**Given exercise**
The entries below need to be written out exactly, with no pictures included.
start Input rows
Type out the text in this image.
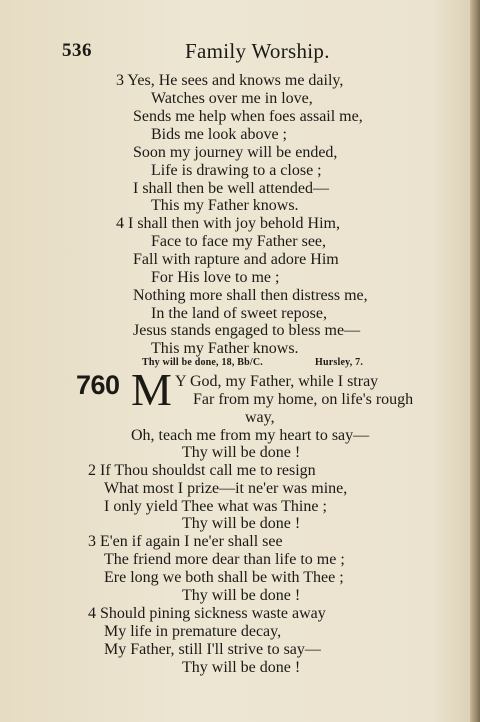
536	Family Worship.
3 Yes, He sees and knows me daily,
Watches over me in love,
Sends me help when foes assail me,
Bids me look above ;
Soon my journey will be ended,
Life is drawing to a close ;
I shall then be well attended—
This my Father knows.
4 I shall then with joy behold Him,
Face to face my Father see,
Fall with rapture and adore Him
For His love to me ;
Nothing more shall then distress me,
In the land of sweet repose,
Jesus stands engaged to bless me—
This my Father knows.
Thy will be done, 18, Bb/C.	Hursley, 7.
760 M Y God, my Father, while I stray
Far from my home, on life's rough
way,
Oh, teach me from my heart to say—
Thy will be done !
2 If Thou shouldst call me to resign
What most I prize—it ne'er was mine,
I only yield Thee what was Thine ;
Thy will be done !
3 E'en if again I ne'er shall see
The friend more dear than life to me ;
Ere long we both shall be with Thee ;
Thy will be done !
4 Should pining sickness waste away
My life in premature decay,
My Father, still I'll strive to say—
Thy will be done !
end Input rows
**Reply to the task**
Type out the text in this image.
536	Family Worship.
3 Yes, He sees and knows me daily,
Watches over me in love,
Sends me help when foes assail me,
Bids me look above ;
Soon my journey will be ended,
Life is drawing to a close ;
I shall then be well attended—
This my Father knows.
4 I shall then with joy behold Him,
Face to face my Father see,
Fall with rapture and adore Him
For His love to me ;
Nothing more shall then distress me,
In the land of sweet repose,
Jesus stands engaged to bless me—
This my Father knows.
Thy will be done, 18, Bb/C.	Hursley, 7.
760 M Y God, my Father, while I stray
Far from my home, on life's rough
way,
Oh, teach me from my heart to say—
Thy will be done !
2 If Thou shouldst call me to resign
What most I prize—it ne'er was mine,
I only yield Thee what was Thine ;
Thy will be done !
3 E'en if again I ne'er shall see
The friend more dear than life to me ;
Ere long we both shall be with Thee ;
Thy will be done !
4 Should pining sickness waste away
My life in premature decay,
My Father, still I'll strive to say—
Thy will be done !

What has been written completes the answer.